--- begin Input for this task ---

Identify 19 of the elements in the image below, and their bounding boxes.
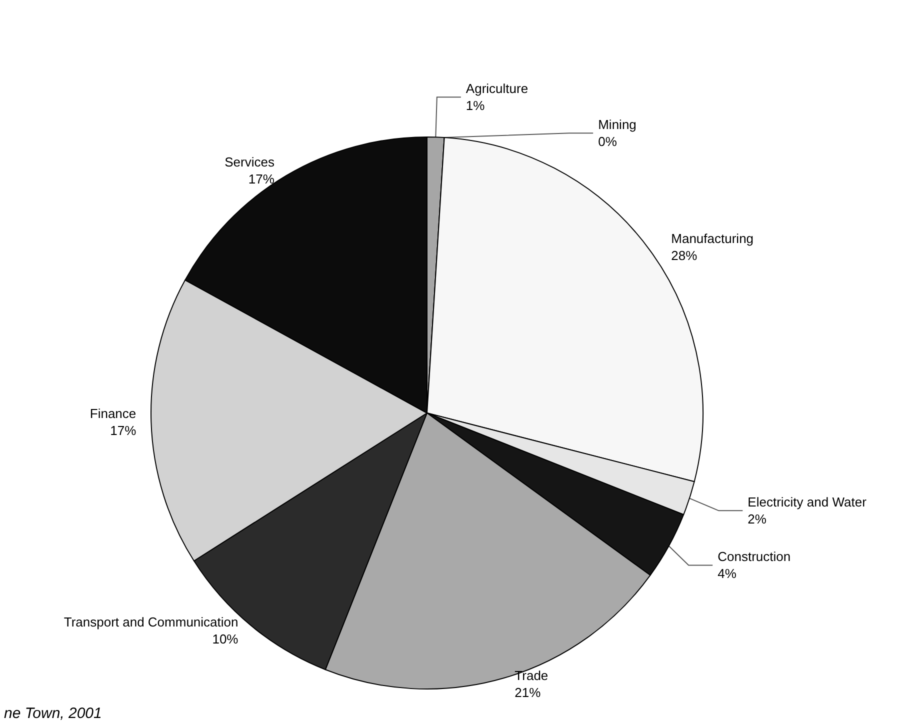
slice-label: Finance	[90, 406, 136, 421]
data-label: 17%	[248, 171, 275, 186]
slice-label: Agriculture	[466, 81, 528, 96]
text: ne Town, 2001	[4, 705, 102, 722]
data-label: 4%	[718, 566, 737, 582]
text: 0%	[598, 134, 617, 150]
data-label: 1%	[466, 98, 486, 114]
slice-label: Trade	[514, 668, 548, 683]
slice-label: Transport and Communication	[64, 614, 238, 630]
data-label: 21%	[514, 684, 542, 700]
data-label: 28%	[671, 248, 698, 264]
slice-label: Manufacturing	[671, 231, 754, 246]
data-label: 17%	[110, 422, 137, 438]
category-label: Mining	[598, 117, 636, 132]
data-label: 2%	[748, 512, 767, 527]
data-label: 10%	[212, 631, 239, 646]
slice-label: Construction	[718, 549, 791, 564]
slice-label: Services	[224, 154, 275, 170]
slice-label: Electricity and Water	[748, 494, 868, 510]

--- end Input for this task ---

> _Stated task_
Copy out every line of the material above without changing a character, and leave the pictures out.

> _Task result_
Identify 19 of the elements in the image below, and their bounding boxes.
slice-label: Finance	[90, 406, 136, 421]
data-label: 17%	[248, 171, 275, 186]
slice-label: Agriculture	[466, 81, 528, 96]
text: ne Town, 2001	[4, 705, 102, 722]
data-label: 4%	[718, 566, 737, 582]
text: 0%	[598, 134, 617, 150]
data-label: 1%	[466, 98, 486, 114]
slice-label: Trade	[514, 668, 548, 683]
slice-label: Transport and Communication	[64, 614, 238, 630]
data-label: 21%	[514, 684, 542, 700]
data-label: 28%	[671, 248, 698, 264]
slice-label: Manufacturing	[671, 231, 754, 246]
data-label: 17%	[110, 422, 137, 438]
category-label: Mining	[598, 117, 636, 132]
data-label: 2%	[748, 512, 767, 527]
data-label: 10%	[212, 631, 239, 646]
slice-label: Construction	[718, 549, 791, 564]
slice-label: Services	[224, 154, 275, 170]
slice-label: Electricity and Water	[748, 494, 868, 510]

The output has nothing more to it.